PROBLEM TO SOLVE: Copy out, character for character, the lines of the listing from the one containing "cell-event: KAT 25, Feuerwehrausflug" through the one containing "cell-date: 12.09. [213, 775, 371, 818]", with both of those lines included.

Dataset rows
------------------------------------

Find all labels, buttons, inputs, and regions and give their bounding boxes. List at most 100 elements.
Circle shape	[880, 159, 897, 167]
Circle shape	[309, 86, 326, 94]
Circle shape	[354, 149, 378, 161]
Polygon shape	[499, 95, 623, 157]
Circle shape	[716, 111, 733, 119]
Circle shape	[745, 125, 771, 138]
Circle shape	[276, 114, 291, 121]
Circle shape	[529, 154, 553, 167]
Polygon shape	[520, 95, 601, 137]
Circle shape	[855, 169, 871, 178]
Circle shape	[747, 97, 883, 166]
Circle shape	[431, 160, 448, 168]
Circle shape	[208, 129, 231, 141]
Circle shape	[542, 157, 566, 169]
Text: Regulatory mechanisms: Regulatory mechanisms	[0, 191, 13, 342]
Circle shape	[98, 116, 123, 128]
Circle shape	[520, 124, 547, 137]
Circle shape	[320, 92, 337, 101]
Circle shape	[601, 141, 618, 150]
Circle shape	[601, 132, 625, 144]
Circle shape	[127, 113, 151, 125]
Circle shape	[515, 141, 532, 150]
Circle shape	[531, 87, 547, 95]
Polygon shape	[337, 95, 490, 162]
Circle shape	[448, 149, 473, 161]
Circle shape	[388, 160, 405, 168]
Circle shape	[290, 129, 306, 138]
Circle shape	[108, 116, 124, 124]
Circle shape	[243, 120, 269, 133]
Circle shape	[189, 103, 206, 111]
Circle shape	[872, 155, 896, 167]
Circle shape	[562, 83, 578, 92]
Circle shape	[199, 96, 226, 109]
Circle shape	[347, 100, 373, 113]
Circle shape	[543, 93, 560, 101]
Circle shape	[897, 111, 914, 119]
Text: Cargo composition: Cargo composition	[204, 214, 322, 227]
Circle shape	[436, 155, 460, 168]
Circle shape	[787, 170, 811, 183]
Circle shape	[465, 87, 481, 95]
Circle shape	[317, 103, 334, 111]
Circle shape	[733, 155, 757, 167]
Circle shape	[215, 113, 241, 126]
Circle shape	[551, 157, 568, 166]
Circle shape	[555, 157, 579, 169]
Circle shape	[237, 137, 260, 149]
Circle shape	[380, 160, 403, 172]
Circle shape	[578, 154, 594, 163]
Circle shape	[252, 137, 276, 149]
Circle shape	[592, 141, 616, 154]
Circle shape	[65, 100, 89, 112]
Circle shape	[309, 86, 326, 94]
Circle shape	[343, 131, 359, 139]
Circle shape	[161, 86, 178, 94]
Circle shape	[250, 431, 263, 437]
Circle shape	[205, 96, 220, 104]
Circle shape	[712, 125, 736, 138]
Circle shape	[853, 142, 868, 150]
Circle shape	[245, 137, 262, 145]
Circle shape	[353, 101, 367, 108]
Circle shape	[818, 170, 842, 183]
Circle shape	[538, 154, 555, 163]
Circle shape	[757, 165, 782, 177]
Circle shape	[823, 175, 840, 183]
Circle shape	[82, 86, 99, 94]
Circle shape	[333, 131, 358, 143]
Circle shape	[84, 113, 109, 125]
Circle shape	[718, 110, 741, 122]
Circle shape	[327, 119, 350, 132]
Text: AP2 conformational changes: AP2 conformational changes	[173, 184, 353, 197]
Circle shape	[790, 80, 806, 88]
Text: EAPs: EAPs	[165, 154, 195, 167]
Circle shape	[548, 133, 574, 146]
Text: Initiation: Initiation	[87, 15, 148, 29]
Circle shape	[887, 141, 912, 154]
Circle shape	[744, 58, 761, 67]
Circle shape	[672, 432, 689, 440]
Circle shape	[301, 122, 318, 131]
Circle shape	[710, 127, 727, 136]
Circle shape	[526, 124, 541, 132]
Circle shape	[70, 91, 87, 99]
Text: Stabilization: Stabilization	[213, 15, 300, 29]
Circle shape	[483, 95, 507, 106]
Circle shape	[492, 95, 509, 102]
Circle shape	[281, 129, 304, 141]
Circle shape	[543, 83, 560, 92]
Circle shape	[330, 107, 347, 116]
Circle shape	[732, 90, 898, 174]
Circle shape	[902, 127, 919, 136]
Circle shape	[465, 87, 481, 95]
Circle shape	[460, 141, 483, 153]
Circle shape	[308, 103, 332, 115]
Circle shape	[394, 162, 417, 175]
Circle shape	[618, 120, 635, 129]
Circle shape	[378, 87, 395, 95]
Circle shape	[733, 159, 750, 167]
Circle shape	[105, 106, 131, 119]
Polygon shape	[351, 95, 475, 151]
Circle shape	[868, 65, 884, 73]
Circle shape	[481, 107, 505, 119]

------------------------------------

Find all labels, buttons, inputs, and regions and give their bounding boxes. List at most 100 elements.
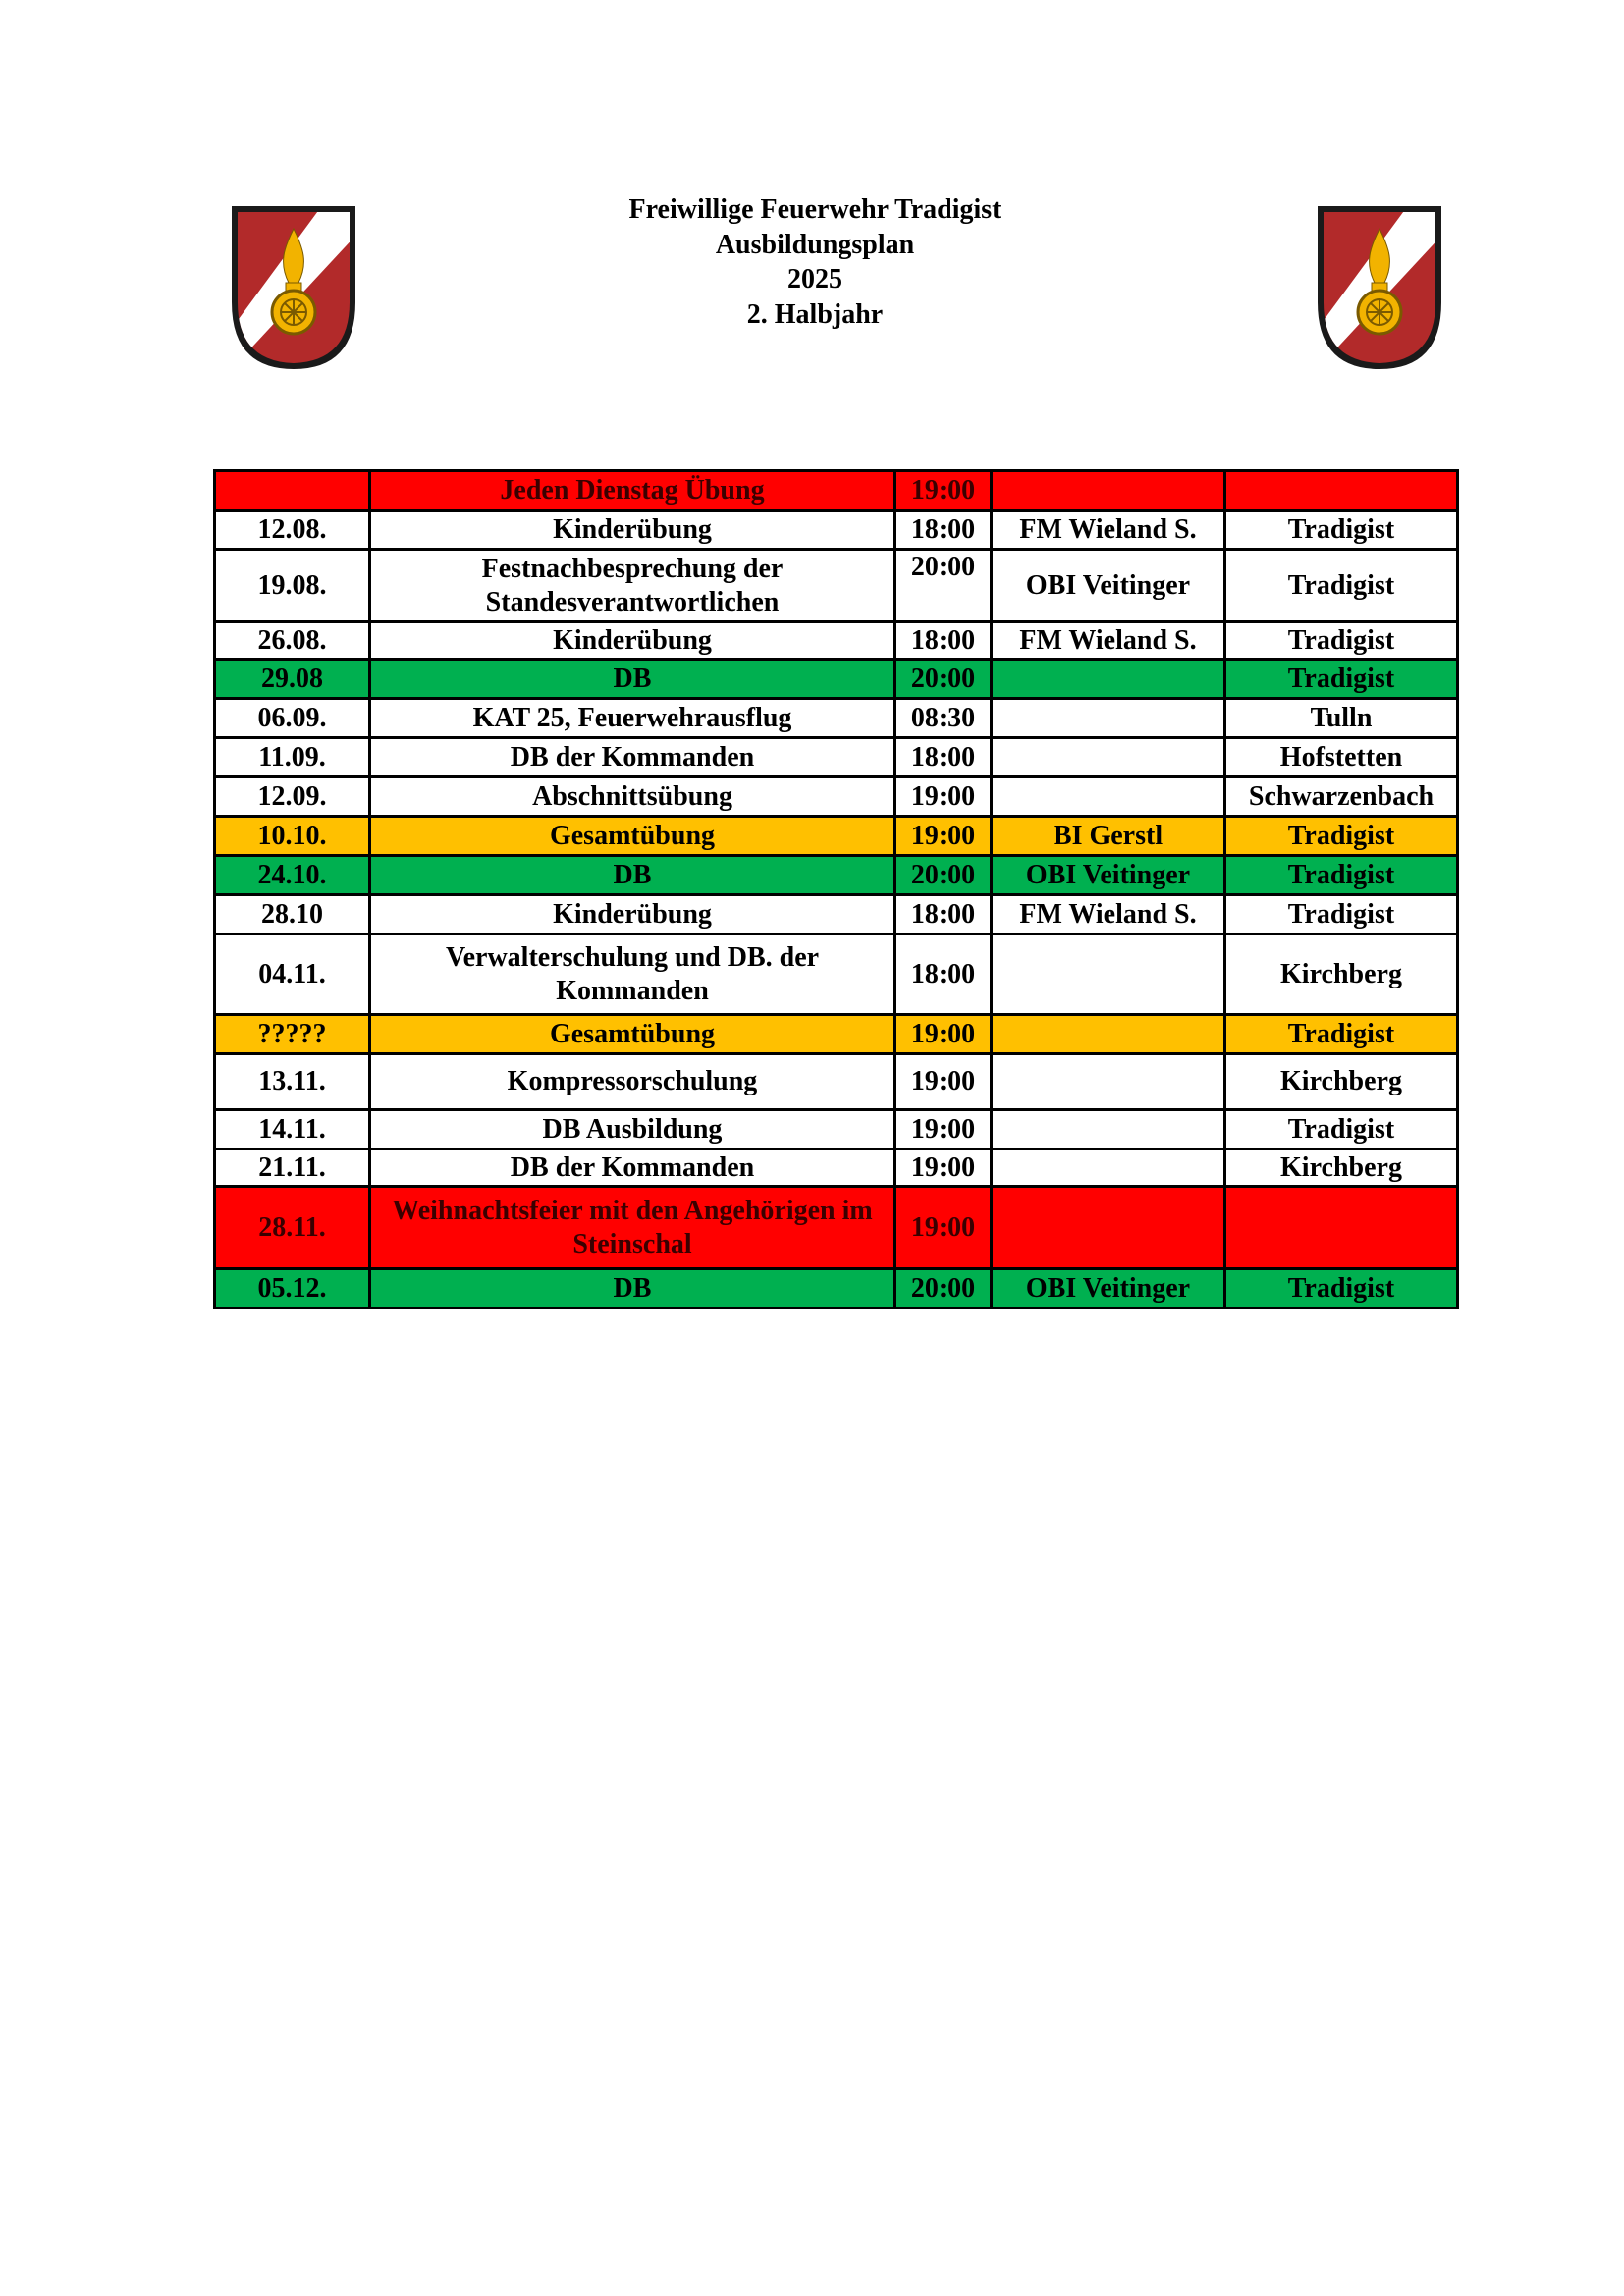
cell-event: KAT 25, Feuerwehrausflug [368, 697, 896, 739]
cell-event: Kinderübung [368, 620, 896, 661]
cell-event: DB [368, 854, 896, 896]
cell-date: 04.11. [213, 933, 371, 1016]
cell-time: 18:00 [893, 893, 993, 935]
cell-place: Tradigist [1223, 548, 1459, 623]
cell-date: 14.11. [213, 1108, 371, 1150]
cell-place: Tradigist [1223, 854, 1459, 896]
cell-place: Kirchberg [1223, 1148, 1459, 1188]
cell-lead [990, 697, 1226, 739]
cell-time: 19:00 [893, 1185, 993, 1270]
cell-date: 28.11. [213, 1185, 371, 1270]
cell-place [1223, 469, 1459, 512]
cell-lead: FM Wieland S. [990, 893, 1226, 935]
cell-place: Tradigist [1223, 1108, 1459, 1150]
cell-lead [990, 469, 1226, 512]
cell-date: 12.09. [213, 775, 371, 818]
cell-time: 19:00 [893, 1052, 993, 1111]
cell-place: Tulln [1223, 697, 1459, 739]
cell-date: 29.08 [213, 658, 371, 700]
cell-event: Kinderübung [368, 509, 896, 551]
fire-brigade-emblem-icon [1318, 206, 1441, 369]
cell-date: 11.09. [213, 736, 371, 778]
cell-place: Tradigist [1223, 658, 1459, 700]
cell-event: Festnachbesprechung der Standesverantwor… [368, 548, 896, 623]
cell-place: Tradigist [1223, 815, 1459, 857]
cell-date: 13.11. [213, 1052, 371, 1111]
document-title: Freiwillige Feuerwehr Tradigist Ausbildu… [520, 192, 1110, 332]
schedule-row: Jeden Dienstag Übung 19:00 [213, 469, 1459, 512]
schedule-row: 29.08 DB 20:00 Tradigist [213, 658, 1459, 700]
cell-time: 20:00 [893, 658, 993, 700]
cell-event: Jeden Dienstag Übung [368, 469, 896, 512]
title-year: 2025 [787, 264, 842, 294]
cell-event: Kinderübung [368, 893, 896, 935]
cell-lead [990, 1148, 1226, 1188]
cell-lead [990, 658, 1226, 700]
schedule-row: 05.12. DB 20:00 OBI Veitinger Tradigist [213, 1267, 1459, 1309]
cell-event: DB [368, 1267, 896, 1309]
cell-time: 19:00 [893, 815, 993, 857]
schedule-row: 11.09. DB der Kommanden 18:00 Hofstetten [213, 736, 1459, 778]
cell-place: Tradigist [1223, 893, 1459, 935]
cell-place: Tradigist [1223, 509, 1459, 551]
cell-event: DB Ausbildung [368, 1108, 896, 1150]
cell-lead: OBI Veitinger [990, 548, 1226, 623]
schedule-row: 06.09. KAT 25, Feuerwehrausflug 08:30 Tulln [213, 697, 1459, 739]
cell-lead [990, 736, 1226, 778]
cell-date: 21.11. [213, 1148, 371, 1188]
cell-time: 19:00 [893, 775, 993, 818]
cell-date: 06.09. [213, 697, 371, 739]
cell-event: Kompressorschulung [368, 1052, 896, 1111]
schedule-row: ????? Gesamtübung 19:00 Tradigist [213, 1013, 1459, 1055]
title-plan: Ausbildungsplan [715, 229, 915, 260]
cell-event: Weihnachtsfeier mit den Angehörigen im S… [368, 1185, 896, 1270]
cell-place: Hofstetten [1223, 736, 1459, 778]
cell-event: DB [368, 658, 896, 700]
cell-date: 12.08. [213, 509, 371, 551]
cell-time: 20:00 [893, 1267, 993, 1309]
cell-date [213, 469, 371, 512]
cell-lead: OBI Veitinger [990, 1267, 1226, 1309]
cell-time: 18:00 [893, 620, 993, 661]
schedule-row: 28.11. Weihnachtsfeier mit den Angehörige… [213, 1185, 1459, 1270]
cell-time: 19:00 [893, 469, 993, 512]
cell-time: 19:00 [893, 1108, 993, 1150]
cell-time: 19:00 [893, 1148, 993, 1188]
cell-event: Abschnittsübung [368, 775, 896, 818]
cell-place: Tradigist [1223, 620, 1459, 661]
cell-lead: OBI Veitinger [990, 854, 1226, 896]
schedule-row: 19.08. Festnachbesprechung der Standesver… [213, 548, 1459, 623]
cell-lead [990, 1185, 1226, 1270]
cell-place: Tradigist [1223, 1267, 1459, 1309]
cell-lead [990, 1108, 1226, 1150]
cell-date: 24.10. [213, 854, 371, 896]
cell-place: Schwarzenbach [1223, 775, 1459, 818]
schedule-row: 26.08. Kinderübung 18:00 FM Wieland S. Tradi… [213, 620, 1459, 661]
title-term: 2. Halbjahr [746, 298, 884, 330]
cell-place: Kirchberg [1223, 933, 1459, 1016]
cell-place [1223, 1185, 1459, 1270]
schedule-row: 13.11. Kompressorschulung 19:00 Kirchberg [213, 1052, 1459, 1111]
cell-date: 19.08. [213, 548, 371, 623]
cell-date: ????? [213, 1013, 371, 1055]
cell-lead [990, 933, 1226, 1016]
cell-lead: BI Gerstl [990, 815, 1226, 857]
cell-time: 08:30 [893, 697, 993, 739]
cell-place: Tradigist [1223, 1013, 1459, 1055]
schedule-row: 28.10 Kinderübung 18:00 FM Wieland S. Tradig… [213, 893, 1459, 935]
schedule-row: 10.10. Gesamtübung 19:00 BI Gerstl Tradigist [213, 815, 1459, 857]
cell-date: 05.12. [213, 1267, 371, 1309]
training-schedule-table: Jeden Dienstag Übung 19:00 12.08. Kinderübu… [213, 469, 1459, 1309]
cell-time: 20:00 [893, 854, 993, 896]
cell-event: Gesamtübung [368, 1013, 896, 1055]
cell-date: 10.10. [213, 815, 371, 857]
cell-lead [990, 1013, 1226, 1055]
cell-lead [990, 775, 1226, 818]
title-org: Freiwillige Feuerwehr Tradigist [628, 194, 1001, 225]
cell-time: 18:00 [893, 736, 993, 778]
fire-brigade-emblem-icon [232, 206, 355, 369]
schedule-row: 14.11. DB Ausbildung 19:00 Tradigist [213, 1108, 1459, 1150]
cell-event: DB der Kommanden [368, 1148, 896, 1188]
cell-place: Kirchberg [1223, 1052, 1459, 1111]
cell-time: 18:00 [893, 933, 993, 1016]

------------------------------------

SOLUTION TO THIS TASK:
cell-event: KAT 25, Feuerwehrausflug [368, 697, 896, 739]
cell-event: Kinderübung [368, 620, 896, 661]
cell-event: DB [368, 854, 896, 896]
cell-date: 04.11. [213, 933, 371, 1016]
cell-time: 18:00 [893, 893, 993, 935]
cell-place: Tradigist [1223, 548, 1459, 623]
cell-date: 14.11. [213, 1108, 371, 1150]
cell-place: Tradigist [1223, 854, 1459, 896]
cell-place: Kirchberg [1223, 1148, 1459, 1188]
cell-lead [990, 697, 1226, 739]
cell-time: 19:00 [893, 1185, 993, 1270]
cell-date: 28.11. [213, 1185, 371, 1270]
cell-place [1223, 469, 1459, 512]
cell-lead: FM Wieland S. [990, 893, 1226, 935]
cell-place: Tradigist [1223, 1108, 1459, 1150]
cell-lead [990, 469, 1226, 512]
cell-date: 12.09. [213, 775, 371, 818]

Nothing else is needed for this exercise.